## BRIEF
Using the material below, copy every line where "annotation" appears.

+ + + +

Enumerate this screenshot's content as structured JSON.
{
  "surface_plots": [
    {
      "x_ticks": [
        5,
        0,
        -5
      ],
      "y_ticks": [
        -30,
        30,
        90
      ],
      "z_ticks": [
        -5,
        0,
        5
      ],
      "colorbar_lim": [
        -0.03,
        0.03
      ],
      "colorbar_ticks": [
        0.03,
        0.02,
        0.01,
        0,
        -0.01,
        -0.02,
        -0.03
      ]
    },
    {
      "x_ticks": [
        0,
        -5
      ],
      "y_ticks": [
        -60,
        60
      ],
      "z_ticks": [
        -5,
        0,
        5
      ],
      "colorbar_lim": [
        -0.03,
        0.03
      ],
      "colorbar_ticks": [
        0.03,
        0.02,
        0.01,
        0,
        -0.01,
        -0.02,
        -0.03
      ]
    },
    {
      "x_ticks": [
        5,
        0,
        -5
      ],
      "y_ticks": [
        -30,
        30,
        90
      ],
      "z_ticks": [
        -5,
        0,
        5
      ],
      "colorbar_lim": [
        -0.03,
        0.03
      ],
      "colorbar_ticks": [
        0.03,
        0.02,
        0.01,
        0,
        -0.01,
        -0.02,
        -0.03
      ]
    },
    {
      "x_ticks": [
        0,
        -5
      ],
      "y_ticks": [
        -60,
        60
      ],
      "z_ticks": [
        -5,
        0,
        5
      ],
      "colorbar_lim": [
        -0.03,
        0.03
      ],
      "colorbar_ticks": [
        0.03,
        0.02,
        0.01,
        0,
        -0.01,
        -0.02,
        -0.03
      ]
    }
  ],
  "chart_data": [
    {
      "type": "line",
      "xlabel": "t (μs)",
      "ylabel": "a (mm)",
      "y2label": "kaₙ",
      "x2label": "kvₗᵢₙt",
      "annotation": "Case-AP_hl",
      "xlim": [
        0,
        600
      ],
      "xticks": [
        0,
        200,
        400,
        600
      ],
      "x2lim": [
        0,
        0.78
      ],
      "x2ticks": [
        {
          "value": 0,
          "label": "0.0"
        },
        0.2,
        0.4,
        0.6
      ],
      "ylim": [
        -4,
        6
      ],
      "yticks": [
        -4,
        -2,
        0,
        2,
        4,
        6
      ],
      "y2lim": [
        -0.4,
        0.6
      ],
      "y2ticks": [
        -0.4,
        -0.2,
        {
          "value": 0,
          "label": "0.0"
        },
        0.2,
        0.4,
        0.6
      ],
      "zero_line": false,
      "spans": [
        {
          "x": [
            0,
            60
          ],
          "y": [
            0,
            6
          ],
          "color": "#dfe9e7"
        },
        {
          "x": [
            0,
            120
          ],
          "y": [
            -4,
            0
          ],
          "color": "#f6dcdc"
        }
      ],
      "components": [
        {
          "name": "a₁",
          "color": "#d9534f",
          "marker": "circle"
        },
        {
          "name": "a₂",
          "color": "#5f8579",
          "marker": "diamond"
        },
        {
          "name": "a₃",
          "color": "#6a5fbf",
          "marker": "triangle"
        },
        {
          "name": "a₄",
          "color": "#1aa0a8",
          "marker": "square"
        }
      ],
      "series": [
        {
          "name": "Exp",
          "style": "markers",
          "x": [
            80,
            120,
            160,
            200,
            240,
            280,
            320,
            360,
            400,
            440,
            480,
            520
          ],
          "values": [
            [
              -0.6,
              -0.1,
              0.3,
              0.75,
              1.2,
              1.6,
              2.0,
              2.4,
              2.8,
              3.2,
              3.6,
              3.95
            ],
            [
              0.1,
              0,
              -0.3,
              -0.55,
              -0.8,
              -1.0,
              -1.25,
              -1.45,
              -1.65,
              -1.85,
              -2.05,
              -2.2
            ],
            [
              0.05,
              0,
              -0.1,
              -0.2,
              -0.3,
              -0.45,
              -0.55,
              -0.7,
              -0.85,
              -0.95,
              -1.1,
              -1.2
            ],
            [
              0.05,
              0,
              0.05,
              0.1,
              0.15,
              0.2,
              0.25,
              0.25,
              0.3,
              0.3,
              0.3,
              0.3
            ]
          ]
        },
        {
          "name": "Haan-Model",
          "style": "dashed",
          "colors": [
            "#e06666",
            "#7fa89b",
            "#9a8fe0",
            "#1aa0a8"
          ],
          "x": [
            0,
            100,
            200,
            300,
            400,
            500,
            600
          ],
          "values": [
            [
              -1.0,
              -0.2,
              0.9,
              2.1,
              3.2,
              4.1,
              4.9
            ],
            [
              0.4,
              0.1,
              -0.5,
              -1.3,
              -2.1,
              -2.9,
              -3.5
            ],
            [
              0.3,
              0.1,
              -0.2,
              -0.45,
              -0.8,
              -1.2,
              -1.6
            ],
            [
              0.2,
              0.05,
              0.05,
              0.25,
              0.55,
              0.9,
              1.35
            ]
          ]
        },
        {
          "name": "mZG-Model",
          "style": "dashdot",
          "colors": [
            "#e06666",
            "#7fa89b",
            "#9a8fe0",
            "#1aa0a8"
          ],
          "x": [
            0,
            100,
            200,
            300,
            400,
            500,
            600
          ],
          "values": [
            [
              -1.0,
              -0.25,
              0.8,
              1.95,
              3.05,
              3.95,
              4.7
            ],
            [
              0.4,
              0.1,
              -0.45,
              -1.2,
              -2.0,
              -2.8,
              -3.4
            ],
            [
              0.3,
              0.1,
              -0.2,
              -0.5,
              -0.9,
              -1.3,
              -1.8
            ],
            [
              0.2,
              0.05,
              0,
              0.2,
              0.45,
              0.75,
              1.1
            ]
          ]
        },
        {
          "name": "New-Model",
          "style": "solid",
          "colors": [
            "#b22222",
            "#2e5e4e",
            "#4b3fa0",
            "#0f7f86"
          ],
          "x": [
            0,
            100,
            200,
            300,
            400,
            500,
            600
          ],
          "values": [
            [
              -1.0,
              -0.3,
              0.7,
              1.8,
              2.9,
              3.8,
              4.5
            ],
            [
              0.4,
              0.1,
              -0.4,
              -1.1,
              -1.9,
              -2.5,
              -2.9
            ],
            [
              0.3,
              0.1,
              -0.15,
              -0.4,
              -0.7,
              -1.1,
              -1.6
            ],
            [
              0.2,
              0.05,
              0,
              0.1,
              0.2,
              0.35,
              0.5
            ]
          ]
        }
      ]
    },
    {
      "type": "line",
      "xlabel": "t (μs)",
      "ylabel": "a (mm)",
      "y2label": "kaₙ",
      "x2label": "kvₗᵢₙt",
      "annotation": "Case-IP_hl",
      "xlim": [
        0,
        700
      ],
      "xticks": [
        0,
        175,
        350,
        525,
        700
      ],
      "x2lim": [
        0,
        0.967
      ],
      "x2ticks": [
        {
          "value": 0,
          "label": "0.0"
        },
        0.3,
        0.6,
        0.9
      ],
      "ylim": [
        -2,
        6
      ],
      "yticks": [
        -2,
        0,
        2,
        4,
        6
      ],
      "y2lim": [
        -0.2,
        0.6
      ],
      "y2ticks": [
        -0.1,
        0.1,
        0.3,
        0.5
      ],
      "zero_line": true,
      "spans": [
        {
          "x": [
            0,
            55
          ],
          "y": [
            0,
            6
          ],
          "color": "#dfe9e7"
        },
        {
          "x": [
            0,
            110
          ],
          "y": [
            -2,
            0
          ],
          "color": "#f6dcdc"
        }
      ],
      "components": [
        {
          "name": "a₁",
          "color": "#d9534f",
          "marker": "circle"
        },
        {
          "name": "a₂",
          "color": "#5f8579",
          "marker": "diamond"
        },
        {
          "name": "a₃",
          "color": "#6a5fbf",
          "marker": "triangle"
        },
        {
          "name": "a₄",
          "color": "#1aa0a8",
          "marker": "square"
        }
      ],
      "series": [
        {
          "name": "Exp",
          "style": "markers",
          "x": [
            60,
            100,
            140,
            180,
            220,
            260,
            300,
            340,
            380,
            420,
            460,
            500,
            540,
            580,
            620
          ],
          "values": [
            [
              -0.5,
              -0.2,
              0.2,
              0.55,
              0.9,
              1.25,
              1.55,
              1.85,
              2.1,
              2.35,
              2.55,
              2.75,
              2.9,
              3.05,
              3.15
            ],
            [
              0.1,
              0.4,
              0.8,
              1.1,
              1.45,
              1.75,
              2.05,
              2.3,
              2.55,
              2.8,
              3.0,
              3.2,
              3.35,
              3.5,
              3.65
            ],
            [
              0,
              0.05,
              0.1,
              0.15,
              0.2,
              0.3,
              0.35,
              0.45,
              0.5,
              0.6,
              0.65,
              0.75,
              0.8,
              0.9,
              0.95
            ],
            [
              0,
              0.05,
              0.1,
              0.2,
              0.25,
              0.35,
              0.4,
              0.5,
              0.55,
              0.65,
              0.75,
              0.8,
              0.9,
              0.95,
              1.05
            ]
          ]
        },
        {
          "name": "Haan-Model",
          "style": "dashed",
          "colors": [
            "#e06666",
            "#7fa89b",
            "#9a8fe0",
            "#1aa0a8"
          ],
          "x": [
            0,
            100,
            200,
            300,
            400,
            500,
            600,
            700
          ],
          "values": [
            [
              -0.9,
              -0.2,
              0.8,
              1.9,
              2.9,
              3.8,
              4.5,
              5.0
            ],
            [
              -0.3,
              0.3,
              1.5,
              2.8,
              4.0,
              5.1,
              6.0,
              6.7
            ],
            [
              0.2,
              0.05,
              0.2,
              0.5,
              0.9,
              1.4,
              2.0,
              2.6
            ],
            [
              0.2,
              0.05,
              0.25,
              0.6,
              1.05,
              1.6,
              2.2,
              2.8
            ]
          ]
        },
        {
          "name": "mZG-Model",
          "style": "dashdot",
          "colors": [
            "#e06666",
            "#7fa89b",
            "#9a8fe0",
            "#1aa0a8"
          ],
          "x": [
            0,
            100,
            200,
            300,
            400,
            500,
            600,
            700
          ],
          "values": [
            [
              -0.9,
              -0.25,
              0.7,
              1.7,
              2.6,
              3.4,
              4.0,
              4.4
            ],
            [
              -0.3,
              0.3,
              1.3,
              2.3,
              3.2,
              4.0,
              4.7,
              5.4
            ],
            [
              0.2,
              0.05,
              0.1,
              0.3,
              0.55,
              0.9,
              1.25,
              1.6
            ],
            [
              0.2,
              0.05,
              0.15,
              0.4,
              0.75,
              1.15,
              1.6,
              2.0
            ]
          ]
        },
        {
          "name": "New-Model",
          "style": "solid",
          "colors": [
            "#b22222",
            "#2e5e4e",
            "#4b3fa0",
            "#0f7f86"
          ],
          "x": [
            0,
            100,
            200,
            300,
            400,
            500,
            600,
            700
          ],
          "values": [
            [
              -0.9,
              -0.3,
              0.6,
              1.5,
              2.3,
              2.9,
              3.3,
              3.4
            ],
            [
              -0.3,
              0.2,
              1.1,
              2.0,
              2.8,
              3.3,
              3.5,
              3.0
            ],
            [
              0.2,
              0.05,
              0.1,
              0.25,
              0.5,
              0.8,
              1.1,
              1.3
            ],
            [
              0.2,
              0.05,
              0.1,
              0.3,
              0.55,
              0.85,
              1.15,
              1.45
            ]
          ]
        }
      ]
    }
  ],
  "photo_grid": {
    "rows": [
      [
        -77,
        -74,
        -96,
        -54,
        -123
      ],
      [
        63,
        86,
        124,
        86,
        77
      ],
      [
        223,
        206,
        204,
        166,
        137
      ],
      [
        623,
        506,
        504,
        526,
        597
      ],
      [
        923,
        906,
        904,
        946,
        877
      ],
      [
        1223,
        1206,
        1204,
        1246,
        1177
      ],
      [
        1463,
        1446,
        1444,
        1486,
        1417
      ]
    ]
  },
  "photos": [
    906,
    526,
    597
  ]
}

+ + + +

## TASK SOLUTION
      "annotation": "Case-AP_hl",
      "annotation": "Case-IP_hl",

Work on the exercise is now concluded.